▶ WORK INSTRUCTIONS
Reproduce the data in its entirety, exactly as supplied.

(Stored records)
◇ ◇ ◇ ◇
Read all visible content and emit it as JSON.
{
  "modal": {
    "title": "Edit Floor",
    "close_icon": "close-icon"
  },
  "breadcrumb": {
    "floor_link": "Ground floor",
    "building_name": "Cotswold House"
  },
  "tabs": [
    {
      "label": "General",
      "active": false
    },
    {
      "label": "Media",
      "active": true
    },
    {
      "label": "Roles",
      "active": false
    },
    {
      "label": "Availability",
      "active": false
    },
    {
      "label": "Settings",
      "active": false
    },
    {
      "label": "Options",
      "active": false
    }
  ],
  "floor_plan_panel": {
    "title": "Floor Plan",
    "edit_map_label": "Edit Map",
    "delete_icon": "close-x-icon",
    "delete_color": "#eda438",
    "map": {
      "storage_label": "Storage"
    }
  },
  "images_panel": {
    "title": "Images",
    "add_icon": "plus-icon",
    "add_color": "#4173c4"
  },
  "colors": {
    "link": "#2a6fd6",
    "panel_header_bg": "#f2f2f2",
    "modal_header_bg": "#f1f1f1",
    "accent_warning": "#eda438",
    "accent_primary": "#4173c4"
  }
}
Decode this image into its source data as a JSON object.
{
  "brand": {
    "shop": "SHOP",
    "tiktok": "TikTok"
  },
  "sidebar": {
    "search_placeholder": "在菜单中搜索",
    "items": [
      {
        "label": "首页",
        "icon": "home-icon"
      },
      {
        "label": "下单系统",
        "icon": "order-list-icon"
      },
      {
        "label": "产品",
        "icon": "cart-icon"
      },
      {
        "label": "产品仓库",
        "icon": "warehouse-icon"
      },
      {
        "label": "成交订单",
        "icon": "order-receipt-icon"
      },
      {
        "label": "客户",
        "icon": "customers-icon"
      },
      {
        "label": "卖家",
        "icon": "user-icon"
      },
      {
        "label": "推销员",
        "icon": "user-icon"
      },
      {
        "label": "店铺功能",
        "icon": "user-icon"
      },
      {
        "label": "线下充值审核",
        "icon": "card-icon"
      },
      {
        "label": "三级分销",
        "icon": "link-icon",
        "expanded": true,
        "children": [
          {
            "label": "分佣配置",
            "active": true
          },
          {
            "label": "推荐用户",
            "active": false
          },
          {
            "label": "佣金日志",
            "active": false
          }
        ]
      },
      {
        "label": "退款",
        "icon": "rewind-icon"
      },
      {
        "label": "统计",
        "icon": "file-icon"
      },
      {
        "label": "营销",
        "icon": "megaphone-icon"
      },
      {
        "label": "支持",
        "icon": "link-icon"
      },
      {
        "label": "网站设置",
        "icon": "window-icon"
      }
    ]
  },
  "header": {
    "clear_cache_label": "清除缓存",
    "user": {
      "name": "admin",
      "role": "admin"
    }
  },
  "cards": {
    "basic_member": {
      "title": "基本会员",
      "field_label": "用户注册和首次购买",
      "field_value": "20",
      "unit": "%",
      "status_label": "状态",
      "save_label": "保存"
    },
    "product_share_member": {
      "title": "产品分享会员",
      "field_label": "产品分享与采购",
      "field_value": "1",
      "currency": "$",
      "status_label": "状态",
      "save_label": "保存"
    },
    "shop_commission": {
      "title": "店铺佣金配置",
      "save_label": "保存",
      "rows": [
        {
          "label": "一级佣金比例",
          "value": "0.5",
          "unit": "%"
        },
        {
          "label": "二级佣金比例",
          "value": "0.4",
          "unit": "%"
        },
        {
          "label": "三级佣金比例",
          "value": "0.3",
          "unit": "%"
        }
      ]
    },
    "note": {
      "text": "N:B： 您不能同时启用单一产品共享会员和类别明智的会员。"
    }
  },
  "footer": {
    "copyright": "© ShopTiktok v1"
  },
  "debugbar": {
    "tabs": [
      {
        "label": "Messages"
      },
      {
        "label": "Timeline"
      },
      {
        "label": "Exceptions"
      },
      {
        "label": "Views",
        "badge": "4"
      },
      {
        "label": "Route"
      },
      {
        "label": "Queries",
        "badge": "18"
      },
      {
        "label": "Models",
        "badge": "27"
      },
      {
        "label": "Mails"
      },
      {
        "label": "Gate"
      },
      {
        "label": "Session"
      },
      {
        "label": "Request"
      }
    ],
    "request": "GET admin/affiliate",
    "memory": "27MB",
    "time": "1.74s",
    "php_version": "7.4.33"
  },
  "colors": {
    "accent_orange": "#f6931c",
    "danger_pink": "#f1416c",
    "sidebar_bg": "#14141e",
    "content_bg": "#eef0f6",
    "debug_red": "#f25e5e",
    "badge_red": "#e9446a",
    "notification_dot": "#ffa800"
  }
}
◇ ◇ ◇ ◇
▶ RESULT FOR THIS EXERCISE
Read all visible content and emit it as JSON.
{
  "modal": {
    "title": "Edit Floor",
    "close_icon": "close-icon"
  },
  "breadcrumb": {
    "floor_link": "Ground floor",
    "building_name": "Cotswold House"
  },
  "tabs": [
    {
      "label": "General",
      "active": false
    },
    {
      "label": "Media",
      "active": true
    },
    {
      "label": "Roles",
      "active": false
    },
    {
      "label": "Availability",
      "active": false
    },
    {
      "label": "Settings",
      "active": false
    },
    {
      "label": "Options",
      "active": false
    }
  ],
  "floor_plan_panel": {
    "title": "Floor Plan",
    "edit_map_label": "Edit Map",
    "delete_icon": "close-x-icon",
    "delete_color": "#eda438",
    "map": {
      "storage_label": "Storage"
    }
  },
  "images_panel": {
    "title": "Images",
    "add_icon": "plus-icon",
    "add_color": "#4173c4"
  },
  "colors": {
    "link": "#2a6fd6",
    "panel_header_bg": "#f2f2f2",
    "modal_header_bg": "#f1f1f1",
    "accent_warning": "#eda438",
    "accent_primary": "#4173c4"
  }
}
Decode this image into its source data as a JSON object.
{
  "brand": {
    "shop": "SHOP",
    "tiktok": "TikTok"
  },
  "sidebar": {
    "search_placeholder": "在菜单中搜索",
    "items": [
      {
        "label": "首页",
        "icon": "home-icon"
      },
      {
        "label": "下单系统",
        "icon": "order-list-icon"
      },
      {
        "label": "产品",
        "icon": "cart-icon"
      },
      {
        "label": "产品仓库",
        "icon": "warehouse-icon"
      },
      {
        "label": "成交订单",
        "icon": "order-receipt-icon"
      },
      {
        "label": "客户",
        "icon": "customers-icon"
      },
      {
        "label": "卖家",
        "icon": "user-icon"
      },
      {
        "label": "推销员",
        "icon": "user-icon"
      },
      {
        "label": "店铺功能",
        "icon": "user-icon"
      },
      {
        "label": "线下充值审核",
        "icon": "card-icon"
      },
      {
        "label": "三级分销",
        "icon": "link-icon",
        "expanded": true,
        "children": [
          {
            "label": "分佣配置",
            "active": true
          },
          {
            "label": "推荐用户",
            "active": false
          },
          {
            "label": "佣金日志",
            "active": false
          }
        ]
      },
      {
        "label": "退款",
        "icon": "rewind-icon"
      },
      {
        "label": "统计",
        "icon": "file-icon"
      },
      {
        "label": "营销",
        "icon": "megaphone-icon"
      },
      {
        "label": "支持",
        "icon": "link-icon"
      },
      {
        "label": "网站设置",
        "icon": "window-icon"
      }
    ]
  },
  "header": {
    "clear_cache_label": "清除缓存",
    "user": {
      "name": "admin",
      "role": "admin"
    }
  },
  "cards": {
    "basic_member": {
      "title": "基本会员",
      "field_label": "用户注册和首次购买",
      "field_value": "20",
      "unit": "%",
      "status_label": "状态",
      "save_label": "保存"
    },
    "product_share_member": {
      "title": "产品分享会员",
      "field_label": "产品分享与采购",
      "field_value": "1",
      "currency": "$",
      "status_label": "状态",
      "save_label": "保存"
    },
    "shop_commission": {
      "title": "店铺佣金配置",
      "save_label": "保存",
      "rows": [
        {
          "label": "一级佣金比例",
          "value": "0.5",
          "unit": "%"
        },
        {
          "label": "二级佣金比例",
          "value": "0.4",
          "unit": "%"
        },
        {
          "label": "三级佣金比例",
          "value": "0.3",
          "unit": "%"
        }
      ]
    },
    "note": {
      "text": "N:B： 您不能同时启用单一产品共享会员和类别明智的会员。"
    }
  },
  "footer": {
    "copyright": "© ShopTiktok v1"
  },
  "debugbar": {
    "tabs": [
      {
        "label": "Messages"
      },
      {
        "label": "Timeline"
      },
      {
        "label": "Exceptions"
      },
      {
        "label": "Views",
        "badge": "4"
      },
      {
        "label": "Route"
      },
      {
        "label": "Queries",
        "badge": "18"
      },
      {
        "label": "Models",
        "badge": "27"
      },
      {
        "label": "Mails"
      },
      {
        "label": "Gate"
      },
      {
        "label": "Session"
      },
      {
        "label": "Request"
      }
    ],
    "request": "GET admin/affiliate",
    "memory": "27MB",
    "time": "1.74s",
    "php_version": "7.4.33"
  },
  "colors": {
    "accent_orange": "#f6931c",
    "danger_pink": "#f1416c",
    "sidebar_bg": "#14141e",
    "content_bg": "#eef0f6",
    "debug_red": "#f25e5e",
    "badge_red": "#e9446a",
    "notification_dot": "#ffa800"
  }
}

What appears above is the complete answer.